### RECORD EXCERPTS ###
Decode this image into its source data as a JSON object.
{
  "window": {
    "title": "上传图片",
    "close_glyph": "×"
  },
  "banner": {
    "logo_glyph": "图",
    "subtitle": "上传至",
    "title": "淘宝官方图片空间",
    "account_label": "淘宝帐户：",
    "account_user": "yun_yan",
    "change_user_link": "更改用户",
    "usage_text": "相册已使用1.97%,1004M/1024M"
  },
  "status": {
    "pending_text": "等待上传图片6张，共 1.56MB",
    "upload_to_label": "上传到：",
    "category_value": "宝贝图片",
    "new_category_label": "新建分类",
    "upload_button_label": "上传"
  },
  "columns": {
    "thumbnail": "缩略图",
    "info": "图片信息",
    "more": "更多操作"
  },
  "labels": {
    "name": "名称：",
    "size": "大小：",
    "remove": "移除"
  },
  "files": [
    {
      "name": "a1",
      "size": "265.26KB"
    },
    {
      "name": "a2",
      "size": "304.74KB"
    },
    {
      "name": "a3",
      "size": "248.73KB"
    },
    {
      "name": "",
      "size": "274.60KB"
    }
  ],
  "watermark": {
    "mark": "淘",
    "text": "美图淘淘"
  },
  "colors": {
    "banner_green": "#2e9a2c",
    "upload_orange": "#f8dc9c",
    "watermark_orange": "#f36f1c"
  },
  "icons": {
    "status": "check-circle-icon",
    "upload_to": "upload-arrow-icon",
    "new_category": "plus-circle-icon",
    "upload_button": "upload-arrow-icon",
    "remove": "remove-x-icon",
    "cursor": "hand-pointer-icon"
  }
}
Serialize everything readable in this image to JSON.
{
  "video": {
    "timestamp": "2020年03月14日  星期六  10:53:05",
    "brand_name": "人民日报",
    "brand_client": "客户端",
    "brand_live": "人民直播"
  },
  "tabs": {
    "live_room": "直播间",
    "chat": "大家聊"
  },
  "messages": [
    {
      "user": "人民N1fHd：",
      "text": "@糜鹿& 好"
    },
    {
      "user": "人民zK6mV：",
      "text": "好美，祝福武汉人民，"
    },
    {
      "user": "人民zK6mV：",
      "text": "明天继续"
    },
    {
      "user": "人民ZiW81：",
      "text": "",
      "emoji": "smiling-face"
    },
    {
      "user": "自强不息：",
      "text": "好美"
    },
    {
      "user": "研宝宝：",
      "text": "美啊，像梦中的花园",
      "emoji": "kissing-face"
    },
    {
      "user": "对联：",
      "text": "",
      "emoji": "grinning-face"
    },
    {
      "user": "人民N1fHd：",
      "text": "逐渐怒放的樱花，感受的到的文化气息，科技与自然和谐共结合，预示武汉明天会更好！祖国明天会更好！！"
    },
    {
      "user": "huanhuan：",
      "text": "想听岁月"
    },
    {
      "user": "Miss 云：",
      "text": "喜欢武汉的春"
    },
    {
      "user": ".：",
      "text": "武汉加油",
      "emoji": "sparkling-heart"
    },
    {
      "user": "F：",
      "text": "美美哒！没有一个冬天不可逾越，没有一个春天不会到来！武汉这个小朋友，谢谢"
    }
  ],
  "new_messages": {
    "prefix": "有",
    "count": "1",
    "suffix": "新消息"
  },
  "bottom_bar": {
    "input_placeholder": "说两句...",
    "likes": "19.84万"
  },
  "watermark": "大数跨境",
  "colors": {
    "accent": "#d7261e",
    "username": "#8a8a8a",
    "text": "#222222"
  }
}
###
Spot every line that holds "this" and copy it.

* TASK OUTPUT
Decode this image into its source data as a JSON object.
Serialize everything readable in this image to JSON.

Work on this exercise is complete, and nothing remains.